• [SOURCE DOCUMENT]
===
If you’ve ever seen a headline about a breakthrough skincare ingredient or a new cosmetic procedure and wondered why Dr. Dupati hasn’t mentioned it … this post is for you.
The answer is simple: He waits for the evidence.
The Problem with “Promising”
Medicine moves fast, and dermatology is no exception. New treatments, devices, and products emerge constantly and the marketing around them often moves even faster than the science. Words like “clinically tested,” “doctor-approved,” or “shown to improve skin” sound reassuring, but they can mean very little without the right kind of study behind them.
The gold standard in medicine is the randomized controlled trial, or RCT. In an RCT, patients are randomly assigned to either receive a treatment or not and neither the patient nor often the physician knows who got what until the study is complete. This design is specifically built to eliminate bias and confounding factors, so that when a treatment appears to work, we can be confident it actually does.
Without that, we’re often just guessing and guessing with your health is not something Dr. Dupati is willing to do.
Two Things Dr. Dupati Needs to Know Before He Recommends Anything
Before Dr. Dupati recommends a medication or procedure to a patient, he needs the evidence to answer two questions:
Does it work? Anecdotes, before-and-after photos, and even small pilot studies can be misleading. A treatment might appear to help when the real explanation is that the condition improved on its own, or that patients who felt better were simply more likely to report improvement. RCTs are designed to separate real effects from noise.
Is it safe? Every treatment, even a topical cream,Β carries some risk. RCTs track adverse effects systematically, so we know not just whether something works, but what the tradeoffs are. A treatment that is modestly effective but carries serious side effects may not be worth recommending, especially when safer options exist.
===
[Document understanding data]
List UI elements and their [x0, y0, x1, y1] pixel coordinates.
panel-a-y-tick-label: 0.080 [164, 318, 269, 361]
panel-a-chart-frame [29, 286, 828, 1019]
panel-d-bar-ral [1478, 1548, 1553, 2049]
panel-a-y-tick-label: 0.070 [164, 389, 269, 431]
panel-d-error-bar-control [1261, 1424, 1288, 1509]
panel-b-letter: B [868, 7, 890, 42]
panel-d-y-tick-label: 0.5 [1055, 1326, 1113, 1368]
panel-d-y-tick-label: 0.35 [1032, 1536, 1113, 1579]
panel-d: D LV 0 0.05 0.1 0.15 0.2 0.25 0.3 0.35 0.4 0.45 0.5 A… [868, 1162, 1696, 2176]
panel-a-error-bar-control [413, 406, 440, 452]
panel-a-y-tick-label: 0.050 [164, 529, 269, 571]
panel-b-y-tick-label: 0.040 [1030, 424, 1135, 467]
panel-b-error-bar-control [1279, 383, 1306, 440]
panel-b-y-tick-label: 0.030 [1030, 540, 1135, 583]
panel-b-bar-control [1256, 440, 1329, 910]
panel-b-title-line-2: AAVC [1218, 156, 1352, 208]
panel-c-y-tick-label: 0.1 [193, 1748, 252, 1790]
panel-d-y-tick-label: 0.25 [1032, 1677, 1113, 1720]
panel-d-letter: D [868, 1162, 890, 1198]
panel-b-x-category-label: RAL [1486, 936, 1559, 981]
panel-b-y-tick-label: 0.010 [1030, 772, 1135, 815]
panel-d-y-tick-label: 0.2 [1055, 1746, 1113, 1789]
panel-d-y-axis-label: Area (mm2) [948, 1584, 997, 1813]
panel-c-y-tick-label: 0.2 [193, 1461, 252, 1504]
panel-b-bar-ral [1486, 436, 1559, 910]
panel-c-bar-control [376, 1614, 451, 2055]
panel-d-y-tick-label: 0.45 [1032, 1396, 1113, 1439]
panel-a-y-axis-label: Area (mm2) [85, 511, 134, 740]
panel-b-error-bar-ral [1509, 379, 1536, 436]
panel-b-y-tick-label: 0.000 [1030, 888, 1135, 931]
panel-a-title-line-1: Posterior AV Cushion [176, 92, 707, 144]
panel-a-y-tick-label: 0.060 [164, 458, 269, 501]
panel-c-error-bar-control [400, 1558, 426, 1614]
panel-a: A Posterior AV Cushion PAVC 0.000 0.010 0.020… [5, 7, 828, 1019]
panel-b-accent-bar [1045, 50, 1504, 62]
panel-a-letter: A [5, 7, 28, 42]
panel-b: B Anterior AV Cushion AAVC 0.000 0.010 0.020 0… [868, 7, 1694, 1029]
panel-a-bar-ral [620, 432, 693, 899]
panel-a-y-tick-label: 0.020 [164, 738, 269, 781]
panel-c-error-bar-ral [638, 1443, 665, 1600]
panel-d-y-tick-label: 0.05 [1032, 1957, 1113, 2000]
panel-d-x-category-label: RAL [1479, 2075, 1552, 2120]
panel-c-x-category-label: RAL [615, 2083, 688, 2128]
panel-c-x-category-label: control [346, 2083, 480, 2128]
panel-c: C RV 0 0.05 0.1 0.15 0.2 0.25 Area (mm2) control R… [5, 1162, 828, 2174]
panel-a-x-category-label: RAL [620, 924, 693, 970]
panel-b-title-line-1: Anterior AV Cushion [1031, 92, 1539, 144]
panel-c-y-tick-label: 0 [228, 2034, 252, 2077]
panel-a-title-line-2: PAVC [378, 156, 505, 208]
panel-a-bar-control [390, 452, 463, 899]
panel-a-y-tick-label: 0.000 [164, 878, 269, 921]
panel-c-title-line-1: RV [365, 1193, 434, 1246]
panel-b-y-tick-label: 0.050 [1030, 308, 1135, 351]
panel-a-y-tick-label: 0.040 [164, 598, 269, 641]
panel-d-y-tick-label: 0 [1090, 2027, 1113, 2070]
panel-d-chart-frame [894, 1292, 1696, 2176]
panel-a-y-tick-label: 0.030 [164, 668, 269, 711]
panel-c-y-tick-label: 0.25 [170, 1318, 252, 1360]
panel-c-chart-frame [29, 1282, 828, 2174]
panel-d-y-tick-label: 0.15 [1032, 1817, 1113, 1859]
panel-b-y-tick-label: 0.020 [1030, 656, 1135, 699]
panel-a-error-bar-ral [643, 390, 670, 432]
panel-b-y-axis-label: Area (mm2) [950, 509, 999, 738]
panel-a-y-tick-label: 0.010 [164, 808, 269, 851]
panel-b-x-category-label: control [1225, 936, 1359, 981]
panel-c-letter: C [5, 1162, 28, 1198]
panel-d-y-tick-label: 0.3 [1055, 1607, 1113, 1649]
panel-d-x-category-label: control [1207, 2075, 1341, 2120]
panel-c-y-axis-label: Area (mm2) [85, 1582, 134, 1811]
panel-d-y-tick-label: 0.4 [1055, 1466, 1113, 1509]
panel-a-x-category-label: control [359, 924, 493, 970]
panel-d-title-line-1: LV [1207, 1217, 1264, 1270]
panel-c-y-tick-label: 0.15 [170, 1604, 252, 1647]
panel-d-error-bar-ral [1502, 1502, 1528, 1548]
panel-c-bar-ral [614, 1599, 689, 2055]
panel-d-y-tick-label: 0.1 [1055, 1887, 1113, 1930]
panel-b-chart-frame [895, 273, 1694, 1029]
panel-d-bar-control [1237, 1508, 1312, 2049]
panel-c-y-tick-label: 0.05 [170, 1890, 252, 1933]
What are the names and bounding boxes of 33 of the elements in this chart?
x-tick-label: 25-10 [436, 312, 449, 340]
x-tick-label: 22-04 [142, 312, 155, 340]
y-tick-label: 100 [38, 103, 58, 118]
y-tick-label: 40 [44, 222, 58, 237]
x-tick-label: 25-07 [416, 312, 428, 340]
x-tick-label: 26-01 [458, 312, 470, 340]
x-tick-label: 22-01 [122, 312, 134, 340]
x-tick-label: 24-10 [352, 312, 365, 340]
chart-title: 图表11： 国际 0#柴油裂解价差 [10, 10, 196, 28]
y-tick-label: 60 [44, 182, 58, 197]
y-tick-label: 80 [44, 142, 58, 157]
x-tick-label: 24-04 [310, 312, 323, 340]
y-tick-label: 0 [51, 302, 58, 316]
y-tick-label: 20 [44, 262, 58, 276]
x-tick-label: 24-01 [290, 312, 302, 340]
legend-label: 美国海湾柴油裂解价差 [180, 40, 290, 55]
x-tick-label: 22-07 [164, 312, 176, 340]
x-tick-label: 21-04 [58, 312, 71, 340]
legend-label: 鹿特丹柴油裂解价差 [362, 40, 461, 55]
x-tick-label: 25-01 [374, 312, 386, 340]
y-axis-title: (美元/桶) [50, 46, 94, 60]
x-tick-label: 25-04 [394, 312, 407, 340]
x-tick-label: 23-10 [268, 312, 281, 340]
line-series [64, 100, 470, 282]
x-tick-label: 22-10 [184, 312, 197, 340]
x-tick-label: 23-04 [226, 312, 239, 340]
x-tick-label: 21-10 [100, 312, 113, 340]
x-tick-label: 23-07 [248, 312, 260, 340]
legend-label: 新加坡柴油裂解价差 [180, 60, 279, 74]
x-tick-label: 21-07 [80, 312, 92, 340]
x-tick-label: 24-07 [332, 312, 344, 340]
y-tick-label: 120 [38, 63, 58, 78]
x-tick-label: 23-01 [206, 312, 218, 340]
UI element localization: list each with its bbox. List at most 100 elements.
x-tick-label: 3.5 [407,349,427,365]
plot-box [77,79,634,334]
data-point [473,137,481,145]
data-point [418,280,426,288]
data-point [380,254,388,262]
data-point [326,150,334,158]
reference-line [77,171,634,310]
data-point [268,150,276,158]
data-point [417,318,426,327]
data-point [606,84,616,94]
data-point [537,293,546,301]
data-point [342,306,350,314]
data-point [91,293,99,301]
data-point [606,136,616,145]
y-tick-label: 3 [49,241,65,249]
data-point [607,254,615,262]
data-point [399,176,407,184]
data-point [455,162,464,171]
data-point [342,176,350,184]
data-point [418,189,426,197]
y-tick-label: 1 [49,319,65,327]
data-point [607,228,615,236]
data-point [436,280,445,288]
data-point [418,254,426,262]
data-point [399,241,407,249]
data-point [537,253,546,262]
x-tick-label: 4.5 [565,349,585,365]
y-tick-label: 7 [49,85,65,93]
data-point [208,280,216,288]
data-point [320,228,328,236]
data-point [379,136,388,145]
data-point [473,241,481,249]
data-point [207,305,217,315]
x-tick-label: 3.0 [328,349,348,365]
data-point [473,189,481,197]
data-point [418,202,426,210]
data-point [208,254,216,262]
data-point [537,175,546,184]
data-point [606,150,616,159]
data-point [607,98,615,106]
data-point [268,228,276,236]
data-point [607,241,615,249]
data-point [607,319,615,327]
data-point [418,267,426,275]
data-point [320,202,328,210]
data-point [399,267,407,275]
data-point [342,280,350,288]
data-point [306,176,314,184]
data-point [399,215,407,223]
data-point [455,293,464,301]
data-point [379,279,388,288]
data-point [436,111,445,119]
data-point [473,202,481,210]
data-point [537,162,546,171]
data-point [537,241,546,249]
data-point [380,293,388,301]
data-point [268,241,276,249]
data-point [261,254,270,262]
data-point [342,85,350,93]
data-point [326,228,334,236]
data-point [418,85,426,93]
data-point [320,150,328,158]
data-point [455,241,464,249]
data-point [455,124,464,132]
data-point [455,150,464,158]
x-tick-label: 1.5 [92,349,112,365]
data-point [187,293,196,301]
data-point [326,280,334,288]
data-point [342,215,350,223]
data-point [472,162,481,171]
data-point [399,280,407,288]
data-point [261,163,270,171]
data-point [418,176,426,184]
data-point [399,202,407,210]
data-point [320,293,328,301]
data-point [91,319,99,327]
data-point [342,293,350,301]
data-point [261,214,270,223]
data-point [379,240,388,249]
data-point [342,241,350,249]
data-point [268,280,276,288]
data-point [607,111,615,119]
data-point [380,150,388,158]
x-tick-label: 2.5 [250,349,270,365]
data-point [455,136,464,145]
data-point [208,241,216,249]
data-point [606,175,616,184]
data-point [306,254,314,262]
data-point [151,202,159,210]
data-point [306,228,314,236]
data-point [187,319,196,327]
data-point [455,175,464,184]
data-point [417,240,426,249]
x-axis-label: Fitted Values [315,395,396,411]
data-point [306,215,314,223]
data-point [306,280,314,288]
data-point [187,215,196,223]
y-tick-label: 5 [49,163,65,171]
===
• [WORK ORDER A]
Please set down, word for word, the stretch of the post above from "The gold standard" through "it actually does.".
• [WORK ORDER B]
Answer these questions from the post above:
(i) What does the abbreviation RCT stand for?
(ii) What two questions must the evidence answer before Dr. Dupati recommends a medication or procedure?
(iii) What do RCTs track systematically?

• [WORKED SOLUTION A]
The gold standard in medicine is the randomized controlled trial, or RCT. In an RCT, patients are randomly assigned to either receive a treatment or not and neither the patient nor often the physician knows who got what until the study is complete. This design is specifically built to eliminate bias and confounding factors, so that when a treatment appears to work, we can be confident it actually does.

• [WORKED SOLUTION B]
(i) Randomized controlled trial.
(ii) Does it work? Is it safe?
(iii) Adverse effects.